Determine how many lines in the entries below include "Copy". The reply should be that number and nothing else.

:: RECORDS FOR THE EXERCISE

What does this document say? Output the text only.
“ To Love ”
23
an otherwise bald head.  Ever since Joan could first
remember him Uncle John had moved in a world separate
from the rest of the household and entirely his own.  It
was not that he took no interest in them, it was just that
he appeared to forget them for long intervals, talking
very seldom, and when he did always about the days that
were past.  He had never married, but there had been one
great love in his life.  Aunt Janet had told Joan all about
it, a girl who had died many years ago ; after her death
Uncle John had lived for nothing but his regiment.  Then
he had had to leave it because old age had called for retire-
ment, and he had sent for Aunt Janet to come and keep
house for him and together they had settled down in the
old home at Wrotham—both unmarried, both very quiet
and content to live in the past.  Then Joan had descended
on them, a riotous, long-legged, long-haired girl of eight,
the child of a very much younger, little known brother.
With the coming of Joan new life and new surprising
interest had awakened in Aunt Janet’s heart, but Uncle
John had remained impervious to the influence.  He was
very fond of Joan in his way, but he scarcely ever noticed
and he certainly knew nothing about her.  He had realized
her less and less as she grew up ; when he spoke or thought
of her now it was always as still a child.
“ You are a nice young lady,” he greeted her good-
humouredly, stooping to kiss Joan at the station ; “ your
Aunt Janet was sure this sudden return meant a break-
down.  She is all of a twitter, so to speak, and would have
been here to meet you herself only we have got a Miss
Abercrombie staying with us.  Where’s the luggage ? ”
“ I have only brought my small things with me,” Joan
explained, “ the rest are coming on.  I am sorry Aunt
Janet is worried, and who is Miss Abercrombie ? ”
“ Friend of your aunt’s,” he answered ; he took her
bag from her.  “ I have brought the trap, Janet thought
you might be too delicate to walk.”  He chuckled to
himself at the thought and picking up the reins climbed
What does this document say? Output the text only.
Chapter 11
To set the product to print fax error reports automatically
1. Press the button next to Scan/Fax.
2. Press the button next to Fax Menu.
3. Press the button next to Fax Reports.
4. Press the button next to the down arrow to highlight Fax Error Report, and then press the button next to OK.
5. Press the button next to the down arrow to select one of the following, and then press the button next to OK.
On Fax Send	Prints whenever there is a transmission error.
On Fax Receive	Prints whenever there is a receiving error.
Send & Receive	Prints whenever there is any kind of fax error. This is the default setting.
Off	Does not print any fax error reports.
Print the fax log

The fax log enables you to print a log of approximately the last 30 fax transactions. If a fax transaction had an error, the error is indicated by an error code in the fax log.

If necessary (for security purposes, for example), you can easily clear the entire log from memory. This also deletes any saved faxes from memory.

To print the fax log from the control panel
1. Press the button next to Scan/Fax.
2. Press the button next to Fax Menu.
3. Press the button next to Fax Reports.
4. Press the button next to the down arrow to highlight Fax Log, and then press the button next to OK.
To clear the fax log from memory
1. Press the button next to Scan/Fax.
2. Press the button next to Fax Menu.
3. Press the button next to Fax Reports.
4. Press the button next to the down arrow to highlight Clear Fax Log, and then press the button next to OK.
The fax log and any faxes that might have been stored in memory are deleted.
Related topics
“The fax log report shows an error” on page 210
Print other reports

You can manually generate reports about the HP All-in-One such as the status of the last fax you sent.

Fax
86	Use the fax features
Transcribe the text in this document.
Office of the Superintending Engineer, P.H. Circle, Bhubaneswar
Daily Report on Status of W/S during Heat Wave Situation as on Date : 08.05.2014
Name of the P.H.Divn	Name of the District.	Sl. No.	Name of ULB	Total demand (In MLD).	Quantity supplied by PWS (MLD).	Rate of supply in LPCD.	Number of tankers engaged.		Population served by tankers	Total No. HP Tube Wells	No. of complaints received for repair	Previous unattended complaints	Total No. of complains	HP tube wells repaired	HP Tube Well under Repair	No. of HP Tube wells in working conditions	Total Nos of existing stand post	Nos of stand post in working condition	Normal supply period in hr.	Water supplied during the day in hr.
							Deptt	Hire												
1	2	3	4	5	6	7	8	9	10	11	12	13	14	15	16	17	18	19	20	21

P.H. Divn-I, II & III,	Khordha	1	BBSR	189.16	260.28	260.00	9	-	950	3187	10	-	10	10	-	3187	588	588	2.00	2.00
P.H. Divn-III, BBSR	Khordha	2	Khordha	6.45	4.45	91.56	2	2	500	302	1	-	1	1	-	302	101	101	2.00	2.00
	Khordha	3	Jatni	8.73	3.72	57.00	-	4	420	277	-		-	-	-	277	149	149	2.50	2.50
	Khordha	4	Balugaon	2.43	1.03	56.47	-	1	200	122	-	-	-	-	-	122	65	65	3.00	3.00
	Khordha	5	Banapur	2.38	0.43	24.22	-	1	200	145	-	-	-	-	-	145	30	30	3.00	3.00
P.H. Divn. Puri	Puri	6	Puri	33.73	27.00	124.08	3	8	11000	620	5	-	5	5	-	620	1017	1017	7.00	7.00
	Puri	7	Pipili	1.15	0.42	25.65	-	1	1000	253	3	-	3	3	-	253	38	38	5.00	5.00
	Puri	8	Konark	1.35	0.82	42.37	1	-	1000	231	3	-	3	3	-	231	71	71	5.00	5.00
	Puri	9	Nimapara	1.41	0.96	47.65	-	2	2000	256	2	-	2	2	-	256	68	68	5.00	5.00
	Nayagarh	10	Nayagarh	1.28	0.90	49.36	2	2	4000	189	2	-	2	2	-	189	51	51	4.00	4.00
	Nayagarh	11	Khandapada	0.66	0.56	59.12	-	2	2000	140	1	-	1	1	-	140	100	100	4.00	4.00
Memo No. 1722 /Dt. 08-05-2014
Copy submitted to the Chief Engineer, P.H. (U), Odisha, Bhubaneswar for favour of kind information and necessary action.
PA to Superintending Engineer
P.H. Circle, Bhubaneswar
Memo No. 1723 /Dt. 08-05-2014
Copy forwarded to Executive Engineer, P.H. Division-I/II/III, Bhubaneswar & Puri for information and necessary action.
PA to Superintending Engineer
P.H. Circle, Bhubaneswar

::::

SOLUTION FOR THIS EXERCISE: 2